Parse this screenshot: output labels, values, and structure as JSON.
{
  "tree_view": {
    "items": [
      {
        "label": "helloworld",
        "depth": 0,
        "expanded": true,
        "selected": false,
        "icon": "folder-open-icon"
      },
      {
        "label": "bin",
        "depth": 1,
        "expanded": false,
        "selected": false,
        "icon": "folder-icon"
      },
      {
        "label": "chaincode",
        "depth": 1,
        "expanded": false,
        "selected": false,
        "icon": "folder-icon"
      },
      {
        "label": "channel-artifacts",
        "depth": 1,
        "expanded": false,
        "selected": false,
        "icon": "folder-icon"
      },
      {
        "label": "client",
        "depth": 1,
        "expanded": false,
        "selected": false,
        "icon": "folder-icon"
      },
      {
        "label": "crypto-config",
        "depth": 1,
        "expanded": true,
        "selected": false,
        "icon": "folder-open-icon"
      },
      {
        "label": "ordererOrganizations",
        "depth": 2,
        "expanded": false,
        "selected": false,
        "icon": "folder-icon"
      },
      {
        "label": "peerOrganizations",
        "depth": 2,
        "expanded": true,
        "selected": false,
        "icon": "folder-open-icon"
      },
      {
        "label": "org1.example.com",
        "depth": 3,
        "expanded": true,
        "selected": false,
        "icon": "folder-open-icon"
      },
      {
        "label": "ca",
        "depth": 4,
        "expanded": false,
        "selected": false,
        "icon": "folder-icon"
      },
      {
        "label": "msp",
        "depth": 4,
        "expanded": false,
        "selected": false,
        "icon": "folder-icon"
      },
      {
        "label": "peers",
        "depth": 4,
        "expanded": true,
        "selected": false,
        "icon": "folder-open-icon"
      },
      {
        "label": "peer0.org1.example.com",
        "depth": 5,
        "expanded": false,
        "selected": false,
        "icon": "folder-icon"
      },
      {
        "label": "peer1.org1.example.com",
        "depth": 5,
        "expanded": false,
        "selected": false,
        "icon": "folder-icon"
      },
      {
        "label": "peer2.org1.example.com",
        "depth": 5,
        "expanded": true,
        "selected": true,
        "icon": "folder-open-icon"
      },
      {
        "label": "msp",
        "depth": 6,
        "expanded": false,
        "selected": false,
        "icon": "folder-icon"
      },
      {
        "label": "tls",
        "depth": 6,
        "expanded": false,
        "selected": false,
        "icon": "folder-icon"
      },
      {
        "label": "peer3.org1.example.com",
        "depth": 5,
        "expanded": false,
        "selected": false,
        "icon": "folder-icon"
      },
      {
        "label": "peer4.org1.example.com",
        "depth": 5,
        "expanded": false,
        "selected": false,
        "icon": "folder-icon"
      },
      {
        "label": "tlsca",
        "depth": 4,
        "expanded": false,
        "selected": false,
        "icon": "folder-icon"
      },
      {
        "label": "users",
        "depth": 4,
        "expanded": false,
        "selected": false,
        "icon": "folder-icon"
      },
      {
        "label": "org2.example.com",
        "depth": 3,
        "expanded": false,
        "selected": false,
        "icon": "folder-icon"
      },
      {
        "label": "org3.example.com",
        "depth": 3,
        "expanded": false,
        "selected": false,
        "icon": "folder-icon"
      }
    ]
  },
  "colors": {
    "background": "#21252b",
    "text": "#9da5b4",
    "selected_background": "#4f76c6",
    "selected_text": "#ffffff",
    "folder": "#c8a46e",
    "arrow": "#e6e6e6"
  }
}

*Task goal*: In the entries above, find lines with "example" and copy each.

*Finished answer*:
        "label": "org1.example.com",
        "label": "peer0.org1.example.com",
        "label": "peer1.org1.example.com",
        "label": "peer2.org1.example.com",
        "label": "peer3.org1.example.com",
        "label": "peer4.org1.example.com",
        "label": "org2.example.com",
        "label": "org3.example.com",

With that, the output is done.